■ What is expected
List, from the lines below, each one with "Rated" in it.

■ Given information
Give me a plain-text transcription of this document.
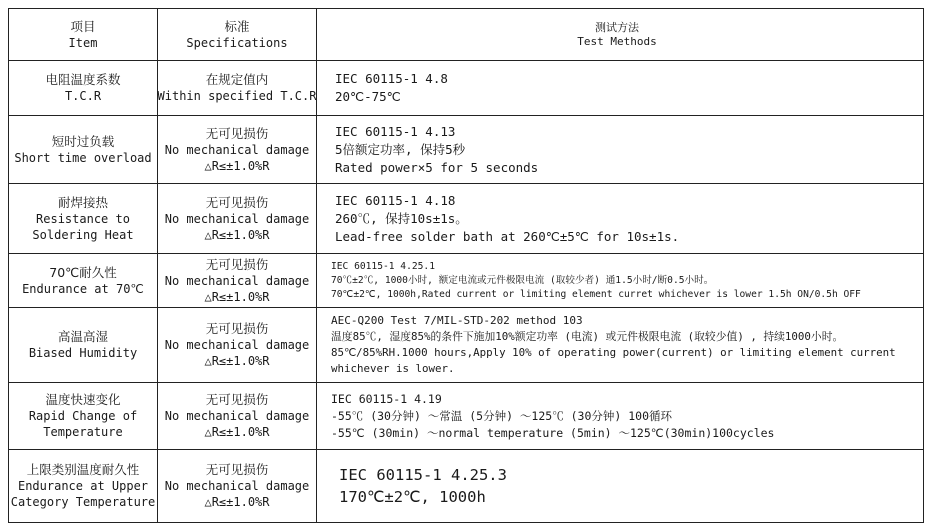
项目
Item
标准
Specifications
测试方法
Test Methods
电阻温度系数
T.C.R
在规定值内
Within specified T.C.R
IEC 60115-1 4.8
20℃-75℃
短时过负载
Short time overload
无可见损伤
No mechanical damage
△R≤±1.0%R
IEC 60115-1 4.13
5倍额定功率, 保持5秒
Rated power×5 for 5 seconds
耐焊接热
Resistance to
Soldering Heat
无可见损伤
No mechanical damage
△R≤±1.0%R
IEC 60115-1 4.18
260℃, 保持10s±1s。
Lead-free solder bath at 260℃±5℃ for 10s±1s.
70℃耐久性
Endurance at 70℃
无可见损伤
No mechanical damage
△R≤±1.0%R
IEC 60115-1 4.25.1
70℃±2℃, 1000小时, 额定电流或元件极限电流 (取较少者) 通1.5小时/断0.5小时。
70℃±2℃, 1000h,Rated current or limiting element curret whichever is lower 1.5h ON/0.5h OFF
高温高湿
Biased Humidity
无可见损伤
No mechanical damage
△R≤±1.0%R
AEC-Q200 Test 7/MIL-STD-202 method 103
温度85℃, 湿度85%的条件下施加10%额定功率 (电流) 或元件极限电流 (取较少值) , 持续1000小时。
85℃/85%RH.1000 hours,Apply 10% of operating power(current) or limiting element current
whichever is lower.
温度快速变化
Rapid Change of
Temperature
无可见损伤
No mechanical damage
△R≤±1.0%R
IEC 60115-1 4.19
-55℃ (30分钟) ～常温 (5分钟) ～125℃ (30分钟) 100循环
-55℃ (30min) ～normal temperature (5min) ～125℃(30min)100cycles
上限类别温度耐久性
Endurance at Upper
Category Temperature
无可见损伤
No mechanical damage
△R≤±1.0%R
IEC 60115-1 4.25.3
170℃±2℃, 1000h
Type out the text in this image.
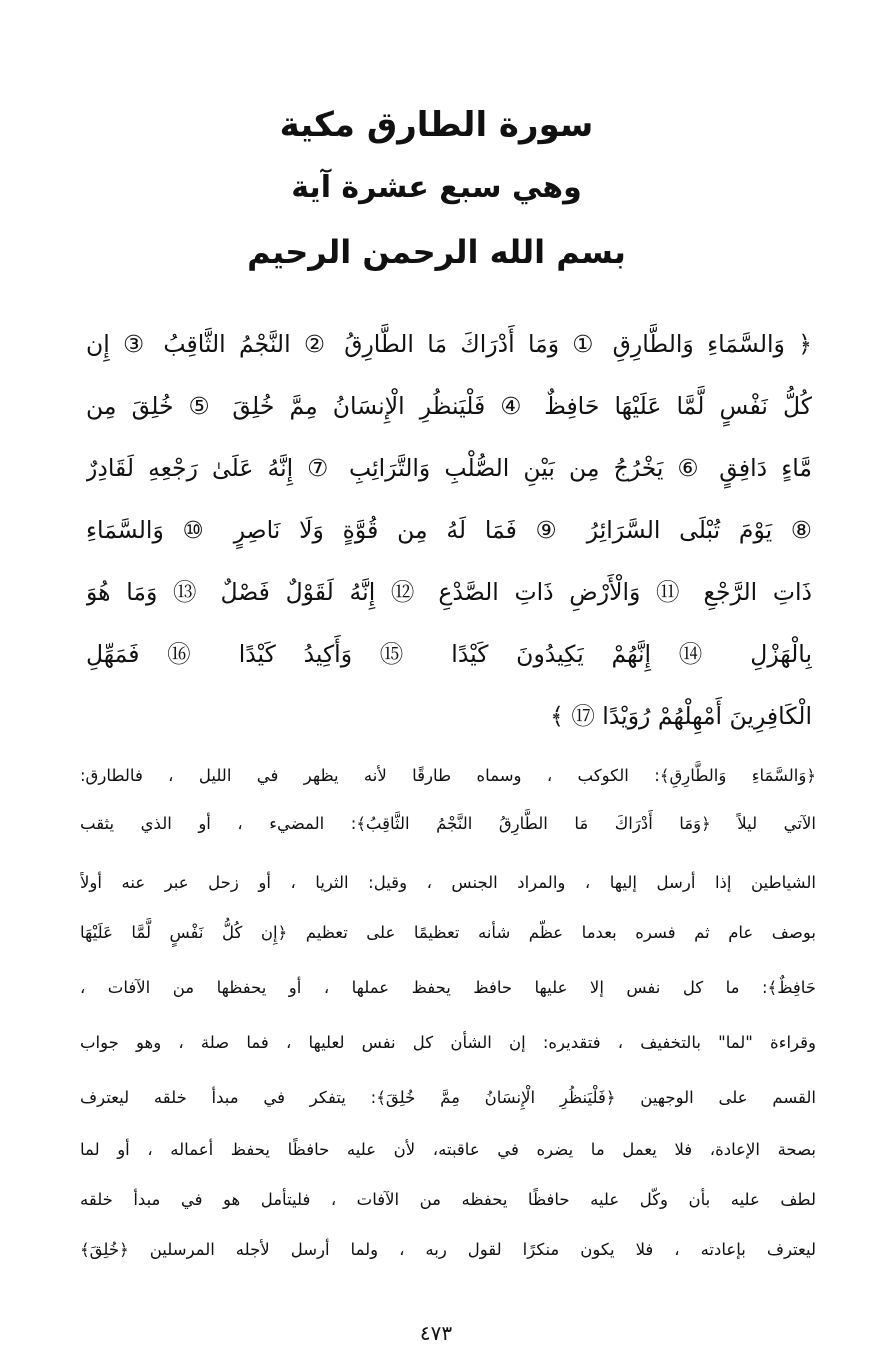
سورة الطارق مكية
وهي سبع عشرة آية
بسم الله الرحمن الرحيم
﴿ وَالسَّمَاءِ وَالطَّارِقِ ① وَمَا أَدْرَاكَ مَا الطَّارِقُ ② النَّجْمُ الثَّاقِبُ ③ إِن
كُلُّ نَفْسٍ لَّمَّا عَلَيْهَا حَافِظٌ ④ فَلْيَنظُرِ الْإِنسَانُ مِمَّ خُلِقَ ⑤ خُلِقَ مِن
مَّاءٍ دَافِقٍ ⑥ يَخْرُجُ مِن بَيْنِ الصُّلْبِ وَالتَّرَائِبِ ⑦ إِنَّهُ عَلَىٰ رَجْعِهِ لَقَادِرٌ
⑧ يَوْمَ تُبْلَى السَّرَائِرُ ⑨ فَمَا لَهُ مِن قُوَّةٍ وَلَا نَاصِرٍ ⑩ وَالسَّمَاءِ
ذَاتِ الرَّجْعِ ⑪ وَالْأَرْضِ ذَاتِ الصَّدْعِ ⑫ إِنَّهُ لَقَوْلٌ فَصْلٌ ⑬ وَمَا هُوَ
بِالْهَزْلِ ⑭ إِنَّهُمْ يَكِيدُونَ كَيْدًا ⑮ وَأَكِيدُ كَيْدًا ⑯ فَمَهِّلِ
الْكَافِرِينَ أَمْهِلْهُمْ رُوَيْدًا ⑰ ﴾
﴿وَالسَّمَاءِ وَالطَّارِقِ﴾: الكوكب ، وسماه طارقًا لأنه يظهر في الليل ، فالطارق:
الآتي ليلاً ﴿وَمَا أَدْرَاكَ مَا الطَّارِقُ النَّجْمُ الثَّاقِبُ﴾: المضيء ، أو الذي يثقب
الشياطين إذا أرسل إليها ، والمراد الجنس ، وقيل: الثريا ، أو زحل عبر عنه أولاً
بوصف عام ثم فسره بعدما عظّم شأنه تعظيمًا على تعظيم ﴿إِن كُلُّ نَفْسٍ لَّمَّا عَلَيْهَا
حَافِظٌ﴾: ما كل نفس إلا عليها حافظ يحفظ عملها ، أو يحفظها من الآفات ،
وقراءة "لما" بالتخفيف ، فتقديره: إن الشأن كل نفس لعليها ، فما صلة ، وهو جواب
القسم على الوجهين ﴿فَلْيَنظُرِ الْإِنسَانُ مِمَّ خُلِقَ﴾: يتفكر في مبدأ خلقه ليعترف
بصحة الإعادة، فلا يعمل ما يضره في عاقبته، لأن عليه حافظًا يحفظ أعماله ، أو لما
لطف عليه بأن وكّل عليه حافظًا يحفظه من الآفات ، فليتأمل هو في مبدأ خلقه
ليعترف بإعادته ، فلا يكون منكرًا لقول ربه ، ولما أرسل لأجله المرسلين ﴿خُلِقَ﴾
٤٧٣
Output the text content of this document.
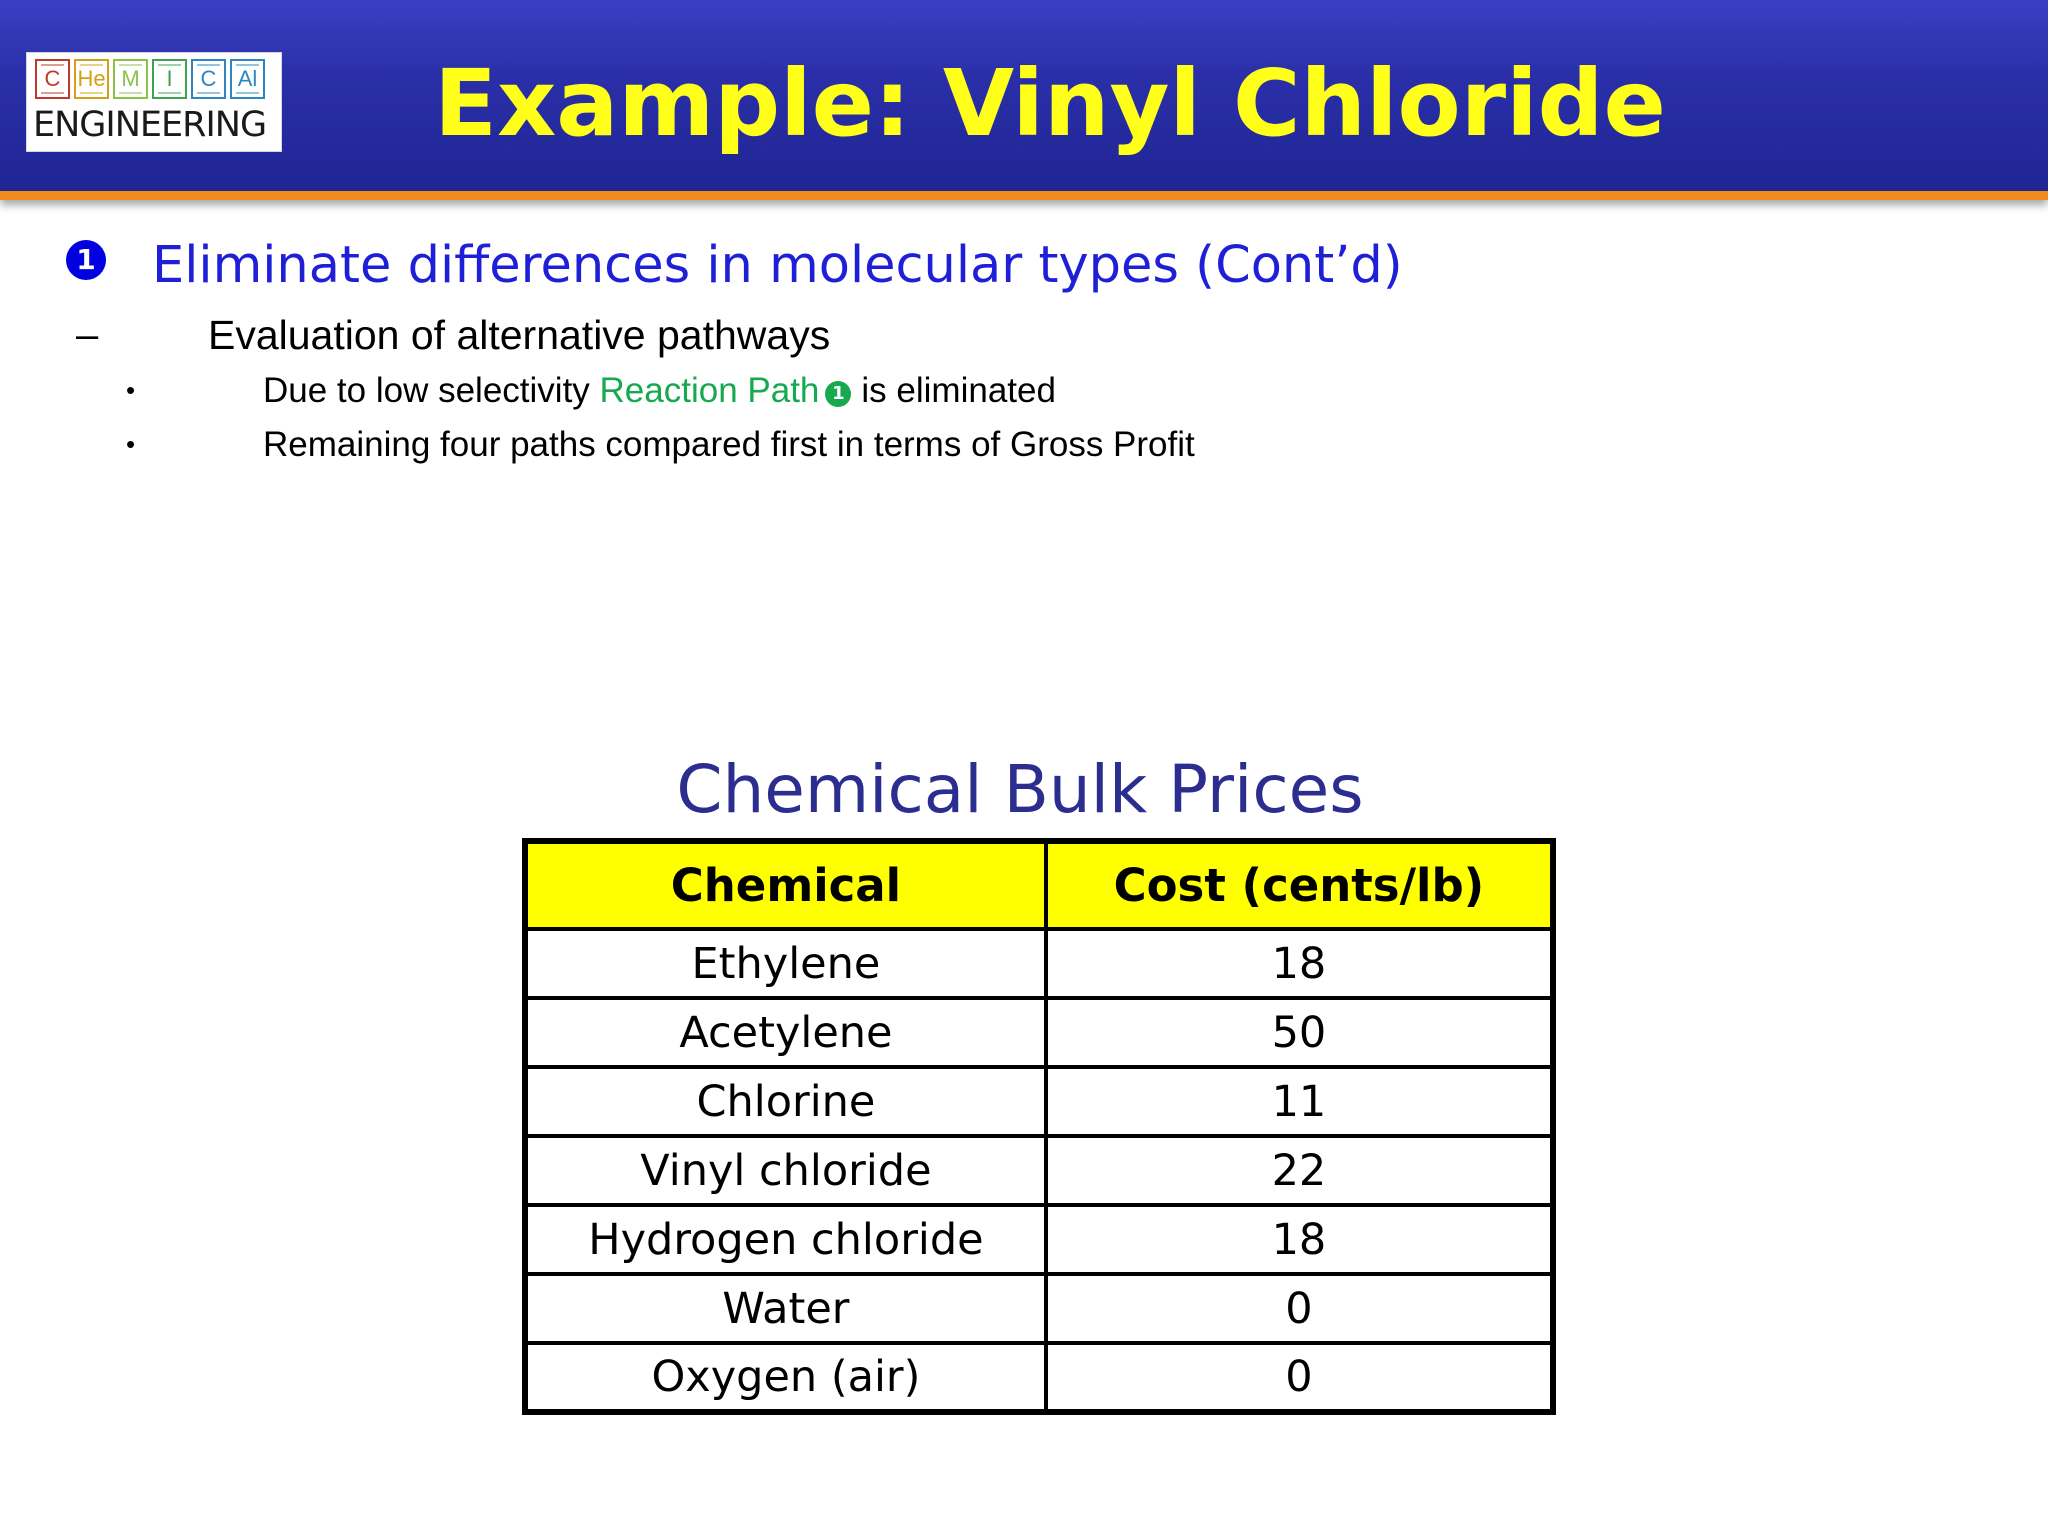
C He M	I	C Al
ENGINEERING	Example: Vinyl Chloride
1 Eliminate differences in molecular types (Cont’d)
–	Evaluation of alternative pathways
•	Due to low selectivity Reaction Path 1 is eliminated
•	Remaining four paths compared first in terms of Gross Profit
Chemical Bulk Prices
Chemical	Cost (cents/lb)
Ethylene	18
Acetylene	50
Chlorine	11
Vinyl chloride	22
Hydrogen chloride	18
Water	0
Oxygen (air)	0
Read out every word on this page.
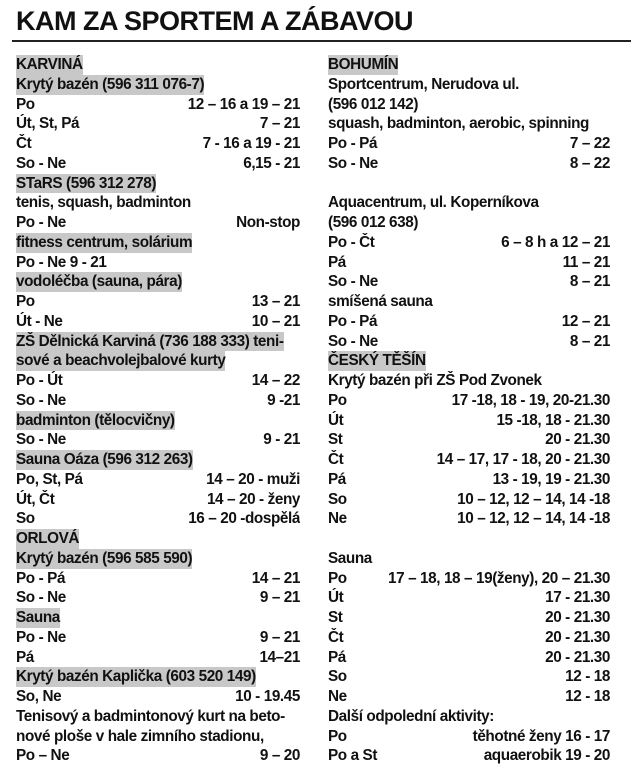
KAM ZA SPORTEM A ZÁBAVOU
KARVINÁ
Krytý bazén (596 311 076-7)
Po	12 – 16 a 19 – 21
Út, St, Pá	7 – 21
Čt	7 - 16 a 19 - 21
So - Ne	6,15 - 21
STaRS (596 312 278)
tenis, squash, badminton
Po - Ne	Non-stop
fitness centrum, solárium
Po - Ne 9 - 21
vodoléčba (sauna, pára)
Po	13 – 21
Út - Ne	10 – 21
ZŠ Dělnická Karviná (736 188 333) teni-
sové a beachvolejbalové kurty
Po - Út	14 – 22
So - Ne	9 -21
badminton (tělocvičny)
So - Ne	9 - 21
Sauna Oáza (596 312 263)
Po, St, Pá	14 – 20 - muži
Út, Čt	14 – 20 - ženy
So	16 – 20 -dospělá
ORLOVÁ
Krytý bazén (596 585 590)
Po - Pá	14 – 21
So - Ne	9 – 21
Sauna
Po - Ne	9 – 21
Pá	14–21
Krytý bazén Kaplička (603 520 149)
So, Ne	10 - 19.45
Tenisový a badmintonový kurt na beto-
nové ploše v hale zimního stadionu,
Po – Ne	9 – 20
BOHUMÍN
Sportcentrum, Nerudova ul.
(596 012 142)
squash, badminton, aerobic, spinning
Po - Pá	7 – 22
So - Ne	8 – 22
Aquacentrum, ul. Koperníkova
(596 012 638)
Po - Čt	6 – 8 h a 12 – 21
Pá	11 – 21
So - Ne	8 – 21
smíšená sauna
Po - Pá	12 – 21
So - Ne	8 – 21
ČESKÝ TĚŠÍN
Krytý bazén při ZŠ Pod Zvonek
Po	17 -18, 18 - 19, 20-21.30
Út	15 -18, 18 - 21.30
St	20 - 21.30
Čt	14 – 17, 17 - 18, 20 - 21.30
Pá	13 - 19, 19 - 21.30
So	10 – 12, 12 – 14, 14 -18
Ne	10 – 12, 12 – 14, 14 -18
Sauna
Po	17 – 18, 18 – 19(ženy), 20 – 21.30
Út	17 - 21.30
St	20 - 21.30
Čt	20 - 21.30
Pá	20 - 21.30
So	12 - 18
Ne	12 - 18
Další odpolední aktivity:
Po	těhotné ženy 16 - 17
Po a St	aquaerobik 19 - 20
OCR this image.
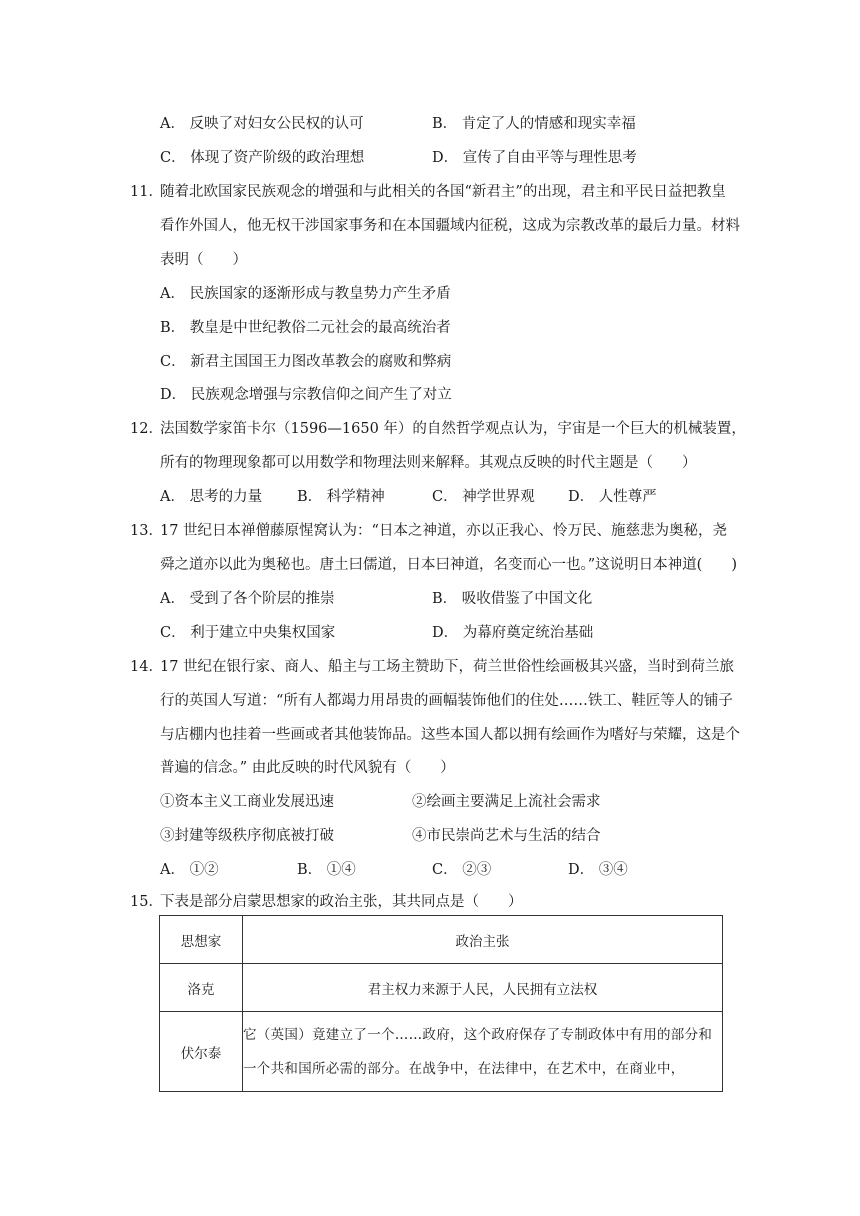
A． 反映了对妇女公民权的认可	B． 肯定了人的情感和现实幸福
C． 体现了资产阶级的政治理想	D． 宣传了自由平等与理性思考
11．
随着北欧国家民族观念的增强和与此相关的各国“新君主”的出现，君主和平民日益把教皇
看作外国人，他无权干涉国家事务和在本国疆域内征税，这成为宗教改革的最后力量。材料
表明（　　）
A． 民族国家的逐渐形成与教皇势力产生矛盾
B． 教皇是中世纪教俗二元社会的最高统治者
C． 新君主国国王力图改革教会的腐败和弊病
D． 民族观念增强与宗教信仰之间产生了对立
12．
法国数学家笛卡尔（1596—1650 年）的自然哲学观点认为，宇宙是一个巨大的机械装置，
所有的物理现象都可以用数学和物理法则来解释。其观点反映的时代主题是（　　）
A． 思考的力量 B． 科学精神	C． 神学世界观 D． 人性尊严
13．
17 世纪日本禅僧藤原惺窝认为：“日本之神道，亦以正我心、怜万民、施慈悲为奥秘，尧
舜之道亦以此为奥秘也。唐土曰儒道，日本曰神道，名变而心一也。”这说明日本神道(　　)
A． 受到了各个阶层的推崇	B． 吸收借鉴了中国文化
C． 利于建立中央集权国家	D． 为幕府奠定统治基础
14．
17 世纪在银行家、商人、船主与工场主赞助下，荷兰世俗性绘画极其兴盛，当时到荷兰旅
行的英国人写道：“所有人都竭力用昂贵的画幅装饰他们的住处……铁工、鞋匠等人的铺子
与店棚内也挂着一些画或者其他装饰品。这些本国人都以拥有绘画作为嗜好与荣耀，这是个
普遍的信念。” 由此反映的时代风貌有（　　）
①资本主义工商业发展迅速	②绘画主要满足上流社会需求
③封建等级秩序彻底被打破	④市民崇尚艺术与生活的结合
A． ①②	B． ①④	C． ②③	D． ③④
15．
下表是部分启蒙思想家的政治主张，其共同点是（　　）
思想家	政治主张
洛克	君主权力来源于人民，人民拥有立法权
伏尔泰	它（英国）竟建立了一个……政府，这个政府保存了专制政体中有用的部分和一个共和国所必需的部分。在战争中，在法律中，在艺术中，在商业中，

■ Exercise output
Rated power×5 for 5 seconds
70℃±2℃, 1000h,Rated current or limiting element curret whichever is lower 1.5h ON/0.5h OFF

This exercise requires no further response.